**Selected passage:**
########

Jim and Wes are joined by OpenZFS developer Richard Yao to explain why the recent drama over Linux kernel 5.0 is no big deal, and how his fix for the underlying issue might actually make things faster.

Plus the nitty-gritty details of vectorized optimizations and kernel preemption, and our thoughts on the future of the relationship between ZFS and Linux.

Episode Links

  • LinuxFest Northwest 2019 — Join a bunch of JB hosts and community celebrating the 20th anniversary!
  • Choose Linux — The show that captures the excitement of discovering Linux.
  • Linux 5.0: _kernel_fpu{begin,end} no longer exported — The latest kernels removed the old compatibility headers.
  • ZFS On Linux Landing Workaround For Linux 5.0 Kernel Support — So while these symbols are important for SIMD vectorized checksums for ZFS in the name of performance, with Linux 5.0+ they are not going to be exported for use by non-GPL modules. ZFS On Linux developer Tony Hutter has now staged a change that would disable vector instructions on Linux 5.0+ kernels.
  • Re: x86/fpu: Don't export __kernel_fpu_{begin,end}() — My tolerance for ZFS is pretty non-existant. Sun explicitly did not want their code to work on Linux, so why would we do extra work to get their code to work properly?

########

**Bounding box data:**
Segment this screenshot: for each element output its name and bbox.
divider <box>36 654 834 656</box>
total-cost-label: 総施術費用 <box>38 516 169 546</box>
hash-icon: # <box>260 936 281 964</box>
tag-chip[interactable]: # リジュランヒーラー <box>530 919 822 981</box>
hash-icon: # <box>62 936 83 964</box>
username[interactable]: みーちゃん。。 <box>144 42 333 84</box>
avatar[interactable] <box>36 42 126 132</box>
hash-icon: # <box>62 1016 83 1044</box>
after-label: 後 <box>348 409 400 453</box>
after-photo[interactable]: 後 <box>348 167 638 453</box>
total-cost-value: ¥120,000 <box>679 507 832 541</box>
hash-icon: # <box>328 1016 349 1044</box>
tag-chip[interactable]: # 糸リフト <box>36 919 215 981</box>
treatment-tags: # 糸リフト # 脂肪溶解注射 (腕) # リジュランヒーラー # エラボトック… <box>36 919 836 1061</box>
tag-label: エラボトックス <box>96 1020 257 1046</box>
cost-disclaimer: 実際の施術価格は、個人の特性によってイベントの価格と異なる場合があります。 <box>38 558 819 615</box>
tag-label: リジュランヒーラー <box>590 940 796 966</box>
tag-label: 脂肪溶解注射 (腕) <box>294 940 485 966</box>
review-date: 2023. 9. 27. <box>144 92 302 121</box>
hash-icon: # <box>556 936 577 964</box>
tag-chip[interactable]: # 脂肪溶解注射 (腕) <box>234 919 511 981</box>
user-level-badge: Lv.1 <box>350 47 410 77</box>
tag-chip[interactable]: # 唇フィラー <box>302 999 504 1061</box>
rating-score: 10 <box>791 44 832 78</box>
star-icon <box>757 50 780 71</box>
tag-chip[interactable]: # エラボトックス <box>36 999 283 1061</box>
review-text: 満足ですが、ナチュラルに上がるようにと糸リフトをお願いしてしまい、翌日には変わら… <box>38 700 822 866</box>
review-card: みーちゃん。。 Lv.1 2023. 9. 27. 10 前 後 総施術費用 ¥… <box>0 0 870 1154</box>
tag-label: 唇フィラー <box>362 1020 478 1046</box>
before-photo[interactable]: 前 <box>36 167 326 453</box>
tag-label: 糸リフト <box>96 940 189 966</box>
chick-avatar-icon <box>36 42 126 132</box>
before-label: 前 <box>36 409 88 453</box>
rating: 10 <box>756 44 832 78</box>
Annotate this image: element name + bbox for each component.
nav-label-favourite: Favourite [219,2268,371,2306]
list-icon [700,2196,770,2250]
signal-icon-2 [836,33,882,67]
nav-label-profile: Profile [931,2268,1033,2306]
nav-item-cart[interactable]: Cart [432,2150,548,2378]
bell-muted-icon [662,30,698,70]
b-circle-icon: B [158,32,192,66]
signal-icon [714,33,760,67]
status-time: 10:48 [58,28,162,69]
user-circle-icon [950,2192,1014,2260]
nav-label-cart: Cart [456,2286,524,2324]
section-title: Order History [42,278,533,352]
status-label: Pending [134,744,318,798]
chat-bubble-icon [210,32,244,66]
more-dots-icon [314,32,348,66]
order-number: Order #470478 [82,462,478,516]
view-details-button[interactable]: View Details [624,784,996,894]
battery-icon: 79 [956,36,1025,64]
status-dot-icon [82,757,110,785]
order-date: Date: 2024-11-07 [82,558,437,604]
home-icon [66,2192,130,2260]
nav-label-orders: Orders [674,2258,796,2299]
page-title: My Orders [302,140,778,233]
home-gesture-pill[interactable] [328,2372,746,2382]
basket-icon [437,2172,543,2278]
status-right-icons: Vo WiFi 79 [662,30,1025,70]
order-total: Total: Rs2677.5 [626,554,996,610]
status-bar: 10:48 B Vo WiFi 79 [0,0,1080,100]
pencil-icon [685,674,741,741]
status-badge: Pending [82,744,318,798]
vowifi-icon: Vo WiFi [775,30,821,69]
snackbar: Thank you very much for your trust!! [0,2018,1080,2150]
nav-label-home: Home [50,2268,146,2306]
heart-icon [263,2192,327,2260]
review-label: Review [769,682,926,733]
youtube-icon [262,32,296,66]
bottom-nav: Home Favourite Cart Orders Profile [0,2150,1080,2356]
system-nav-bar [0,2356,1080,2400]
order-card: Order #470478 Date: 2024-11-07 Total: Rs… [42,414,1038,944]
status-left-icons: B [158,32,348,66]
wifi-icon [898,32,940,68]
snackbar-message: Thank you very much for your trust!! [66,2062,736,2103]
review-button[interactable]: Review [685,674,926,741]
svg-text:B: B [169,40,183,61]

########

**Exercise instructions:**
Output the section of the ZFS and Linux 5.0 episode description above that begins with the words containing "Jim and Wes" and ends with "make things faster.", copied verbatim.

**Task result:**
Jim and Wes are joined by OpenZFS developer Richard Yao to explain why the recent drama over Linux kernel 5.0 is no big deal, and how his fix for the underlying issue might actually make things faster.